Search the material for the string "this", then return every line where it is found.

#### Supplied data:
----------

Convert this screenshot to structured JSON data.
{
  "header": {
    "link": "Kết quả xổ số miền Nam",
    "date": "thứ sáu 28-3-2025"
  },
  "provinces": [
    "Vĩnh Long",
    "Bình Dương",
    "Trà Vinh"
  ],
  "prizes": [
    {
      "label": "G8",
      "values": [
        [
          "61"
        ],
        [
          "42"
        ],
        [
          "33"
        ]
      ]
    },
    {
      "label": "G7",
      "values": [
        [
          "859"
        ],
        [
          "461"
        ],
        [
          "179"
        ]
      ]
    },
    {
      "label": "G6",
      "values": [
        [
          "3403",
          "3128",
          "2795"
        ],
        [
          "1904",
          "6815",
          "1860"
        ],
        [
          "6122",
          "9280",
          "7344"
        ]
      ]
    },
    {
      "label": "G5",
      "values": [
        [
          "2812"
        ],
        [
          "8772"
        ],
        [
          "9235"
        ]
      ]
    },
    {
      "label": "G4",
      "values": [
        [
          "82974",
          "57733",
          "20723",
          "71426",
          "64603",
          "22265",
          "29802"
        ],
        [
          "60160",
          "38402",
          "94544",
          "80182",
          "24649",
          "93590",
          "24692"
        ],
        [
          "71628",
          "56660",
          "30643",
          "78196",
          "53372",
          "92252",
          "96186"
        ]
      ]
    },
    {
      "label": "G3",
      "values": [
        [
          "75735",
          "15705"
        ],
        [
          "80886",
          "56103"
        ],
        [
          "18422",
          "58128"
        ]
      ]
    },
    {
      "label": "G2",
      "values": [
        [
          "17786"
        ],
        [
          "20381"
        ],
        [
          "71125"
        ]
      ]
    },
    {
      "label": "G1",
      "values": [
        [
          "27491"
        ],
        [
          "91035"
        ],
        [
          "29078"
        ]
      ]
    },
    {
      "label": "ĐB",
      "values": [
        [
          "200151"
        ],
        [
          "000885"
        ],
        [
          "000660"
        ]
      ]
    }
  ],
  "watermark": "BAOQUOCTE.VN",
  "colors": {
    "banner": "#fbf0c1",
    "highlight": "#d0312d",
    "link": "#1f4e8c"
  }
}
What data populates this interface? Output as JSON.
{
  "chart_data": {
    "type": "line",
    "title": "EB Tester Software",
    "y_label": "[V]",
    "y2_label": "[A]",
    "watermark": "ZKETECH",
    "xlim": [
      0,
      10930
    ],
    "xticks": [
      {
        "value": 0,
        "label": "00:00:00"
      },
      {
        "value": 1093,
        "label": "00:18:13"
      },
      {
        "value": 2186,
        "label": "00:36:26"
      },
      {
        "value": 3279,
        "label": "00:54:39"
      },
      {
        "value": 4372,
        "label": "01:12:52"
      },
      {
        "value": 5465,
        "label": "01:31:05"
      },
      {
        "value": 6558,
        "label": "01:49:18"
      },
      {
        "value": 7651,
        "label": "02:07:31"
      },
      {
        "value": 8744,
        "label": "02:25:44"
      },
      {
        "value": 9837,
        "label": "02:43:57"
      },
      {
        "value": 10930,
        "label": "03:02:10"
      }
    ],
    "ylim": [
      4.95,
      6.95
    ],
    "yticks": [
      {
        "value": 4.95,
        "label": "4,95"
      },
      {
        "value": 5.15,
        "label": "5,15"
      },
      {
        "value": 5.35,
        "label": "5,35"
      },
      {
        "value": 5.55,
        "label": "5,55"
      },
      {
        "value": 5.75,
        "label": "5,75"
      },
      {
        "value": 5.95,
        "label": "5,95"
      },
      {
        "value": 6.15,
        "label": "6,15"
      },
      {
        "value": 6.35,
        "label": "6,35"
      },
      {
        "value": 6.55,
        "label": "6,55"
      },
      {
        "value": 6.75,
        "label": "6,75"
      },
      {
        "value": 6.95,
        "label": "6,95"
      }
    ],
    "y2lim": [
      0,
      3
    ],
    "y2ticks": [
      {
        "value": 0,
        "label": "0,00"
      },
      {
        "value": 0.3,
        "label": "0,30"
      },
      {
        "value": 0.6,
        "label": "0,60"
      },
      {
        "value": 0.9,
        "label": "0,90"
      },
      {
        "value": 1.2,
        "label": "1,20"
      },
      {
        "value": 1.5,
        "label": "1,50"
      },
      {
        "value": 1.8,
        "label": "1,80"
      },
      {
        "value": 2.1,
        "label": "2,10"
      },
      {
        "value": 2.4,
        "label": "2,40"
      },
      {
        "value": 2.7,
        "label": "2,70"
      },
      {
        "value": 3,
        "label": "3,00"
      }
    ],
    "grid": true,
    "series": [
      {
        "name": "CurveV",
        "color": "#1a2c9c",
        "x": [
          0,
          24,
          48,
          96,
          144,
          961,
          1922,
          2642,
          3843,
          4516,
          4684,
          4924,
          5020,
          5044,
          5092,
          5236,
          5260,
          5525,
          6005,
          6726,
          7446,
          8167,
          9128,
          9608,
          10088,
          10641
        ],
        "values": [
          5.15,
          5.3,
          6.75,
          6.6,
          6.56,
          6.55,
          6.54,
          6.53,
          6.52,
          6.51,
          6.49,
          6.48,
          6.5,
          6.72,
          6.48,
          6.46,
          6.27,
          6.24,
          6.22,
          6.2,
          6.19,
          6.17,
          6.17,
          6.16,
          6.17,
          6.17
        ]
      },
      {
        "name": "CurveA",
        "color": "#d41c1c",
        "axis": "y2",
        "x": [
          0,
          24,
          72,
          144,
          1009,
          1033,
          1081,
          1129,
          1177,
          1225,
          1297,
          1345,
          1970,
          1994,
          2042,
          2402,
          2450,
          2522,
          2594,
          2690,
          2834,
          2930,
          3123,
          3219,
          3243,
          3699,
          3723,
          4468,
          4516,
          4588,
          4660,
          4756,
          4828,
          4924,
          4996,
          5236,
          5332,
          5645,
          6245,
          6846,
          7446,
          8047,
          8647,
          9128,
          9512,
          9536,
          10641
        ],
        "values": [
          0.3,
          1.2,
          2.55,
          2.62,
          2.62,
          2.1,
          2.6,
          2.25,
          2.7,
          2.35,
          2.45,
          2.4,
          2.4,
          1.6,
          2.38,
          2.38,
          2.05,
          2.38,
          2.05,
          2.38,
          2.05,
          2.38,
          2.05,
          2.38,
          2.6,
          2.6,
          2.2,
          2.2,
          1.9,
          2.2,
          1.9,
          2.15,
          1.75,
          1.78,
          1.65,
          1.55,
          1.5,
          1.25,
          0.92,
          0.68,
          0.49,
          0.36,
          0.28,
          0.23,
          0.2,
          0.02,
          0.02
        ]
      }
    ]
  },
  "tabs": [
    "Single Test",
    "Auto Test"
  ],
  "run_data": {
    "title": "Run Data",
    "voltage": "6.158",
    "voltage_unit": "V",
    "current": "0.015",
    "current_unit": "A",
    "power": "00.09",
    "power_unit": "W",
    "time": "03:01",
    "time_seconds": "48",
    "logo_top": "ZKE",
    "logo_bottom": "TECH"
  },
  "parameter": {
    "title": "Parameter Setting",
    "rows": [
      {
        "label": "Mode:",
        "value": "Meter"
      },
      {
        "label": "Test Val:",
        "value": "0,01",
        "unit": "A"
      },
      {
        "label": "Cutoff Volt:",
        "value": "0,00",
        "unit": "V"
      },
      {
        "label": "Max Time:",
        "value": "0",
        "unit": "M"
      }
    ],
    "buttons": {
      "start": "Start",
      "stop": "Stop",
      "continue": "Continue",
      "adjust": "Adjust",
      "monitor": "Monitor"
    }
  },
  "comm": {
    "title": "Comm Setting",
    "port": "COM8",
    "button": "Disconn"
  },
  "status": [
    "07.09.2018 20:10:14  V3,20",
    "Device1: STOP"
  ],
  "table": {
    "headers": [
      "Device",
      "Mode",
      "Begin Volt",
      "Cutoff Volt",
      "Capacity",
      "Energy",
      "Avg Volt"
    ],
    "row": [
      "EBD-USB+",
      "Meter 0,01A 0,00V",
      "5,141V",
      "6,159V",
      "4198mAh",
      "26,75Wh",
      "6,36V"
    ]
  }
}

----------

#### The response:
Convert this screenshot to structured JSON data.
What data populates this interface? Output as JSON.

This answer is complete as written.